*Requirements*. Please copy the data starting with the line with "Itemize the components" and going on through the line with "cover-preview: ♪ sample_960x400_ocean_with_audio", swapping "Apply Cover" for "Save Cover" and leaving everything else unchanged.

*Supplied data*.
+--

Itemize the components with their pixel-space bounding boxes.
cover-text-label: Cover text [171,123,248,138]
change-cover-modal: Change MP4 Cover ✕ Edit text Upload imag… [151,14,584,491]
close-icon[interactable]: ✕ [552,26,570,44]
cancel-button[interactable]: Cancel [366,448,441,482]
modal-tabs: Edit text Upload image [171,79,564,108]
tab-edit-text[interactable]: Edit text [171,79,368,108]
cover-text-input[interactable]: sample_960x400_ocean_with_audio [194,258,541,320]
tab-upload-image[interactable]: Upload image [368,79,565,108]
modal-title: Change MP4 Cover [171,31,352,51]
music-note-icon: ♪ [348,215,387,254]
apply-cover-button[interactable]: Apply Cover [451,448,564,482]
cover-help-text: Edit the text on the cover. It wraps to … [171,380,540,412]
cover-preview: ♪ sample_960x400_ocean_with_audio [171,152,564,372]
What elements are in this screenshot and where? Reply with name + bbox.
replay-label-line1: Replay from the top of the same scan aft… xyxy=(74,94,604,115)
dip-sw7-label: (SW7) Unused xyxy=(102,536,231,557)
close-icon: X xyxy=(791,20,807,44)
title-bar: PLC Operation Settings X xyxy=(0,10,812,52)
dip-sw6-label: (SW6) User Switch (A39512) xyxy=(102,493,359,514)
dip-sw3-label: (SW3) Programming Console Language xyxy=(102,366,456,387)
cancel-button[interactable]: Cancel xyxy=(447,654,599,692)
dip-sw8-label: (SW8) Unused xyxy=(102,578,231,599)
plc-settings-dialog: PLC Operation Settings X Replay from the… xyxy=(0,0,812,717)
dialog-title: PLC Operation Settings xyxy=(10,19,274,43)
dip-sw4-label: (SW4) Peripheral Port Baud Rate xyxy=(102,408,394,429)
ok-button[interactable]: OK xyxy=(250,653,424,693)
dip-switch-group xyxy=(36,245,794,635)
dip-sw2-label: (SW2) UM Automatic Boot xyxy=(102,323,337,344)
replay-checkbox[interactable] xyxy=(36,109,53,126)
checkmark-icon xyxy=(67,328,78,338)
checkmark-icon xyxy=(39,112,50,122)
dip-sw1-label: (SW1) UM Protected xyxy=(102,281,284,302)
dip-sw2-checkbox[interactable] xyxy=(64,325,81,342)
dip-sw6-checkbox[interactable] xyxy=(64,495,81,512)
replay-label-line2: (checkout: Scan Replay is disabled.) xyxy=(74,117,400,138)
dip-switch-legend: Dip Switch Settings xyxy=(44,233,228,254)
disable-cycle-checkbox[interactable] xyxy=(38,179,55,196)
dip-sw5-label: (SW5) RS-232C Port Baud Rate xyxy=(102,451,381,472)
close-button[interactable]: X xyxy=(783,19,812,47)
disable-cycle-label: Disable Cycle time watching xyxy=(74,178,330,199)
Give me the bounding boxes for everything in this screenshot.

+--

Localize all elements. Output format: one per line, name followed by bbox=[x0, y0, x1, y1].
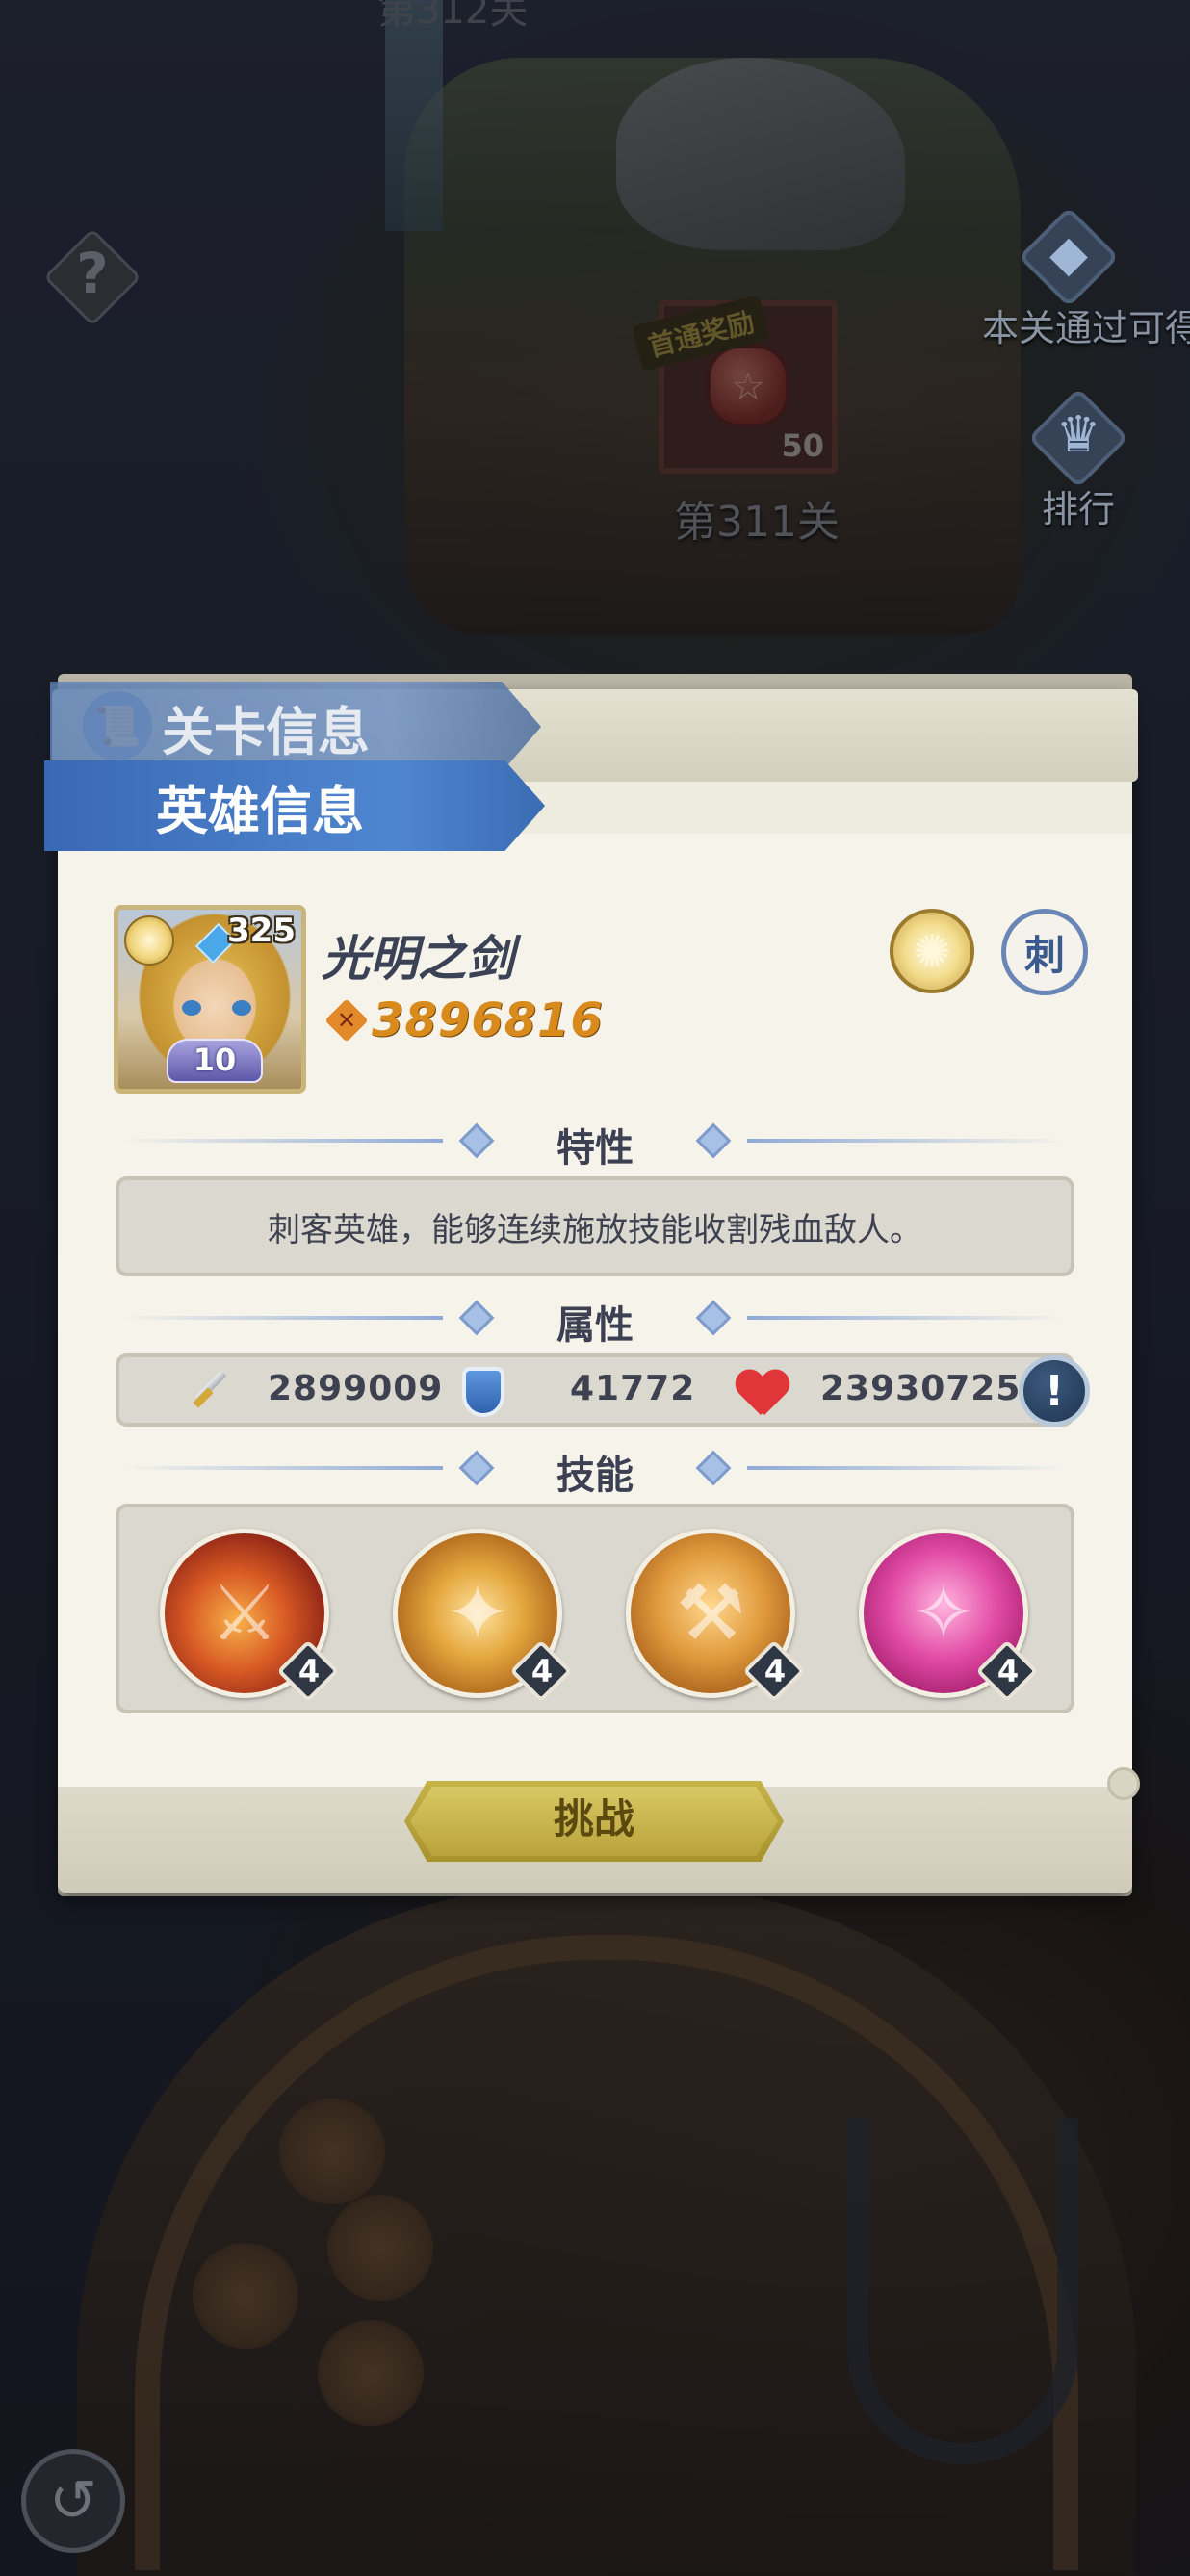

+--

*Solution to the exercise*.
Itemize the components with their pixel-space bounding boxes.
cover-text-label: Cover text [171,123,248,138]
change-cover-modal: Change MP4 Cover ✕ Edit text Upload imag… [151,14,584,491]
close-icon[interactable]: ✕ [552,26,570,44]
cancel-button[interactable]: Cancel [366,448,441,482]
modal-tabs: Edit text Upload image [171,79,564,108]
tab-edit-text[interactable]: Edit text [171,79,368,108]
cover-text-input[interactable]: sample_960x400_ocean_with_audio [194,258,541,320]
tab-upload-image[interactable]: Upload image [368,79,565,108]
modal-title: Change MP4 Cover [171,31,352,51]
music-note-icon: ♪ [348,215,387,254]
apply-cover-button[interactable]: Save Cover [451,448,564,482]
cover-help-text: Edit the text on the cover. It wraps to … [171,380,540,412]
cover-preview: ♪ sample_960x400_ocean_with_audio [171,152,564,372]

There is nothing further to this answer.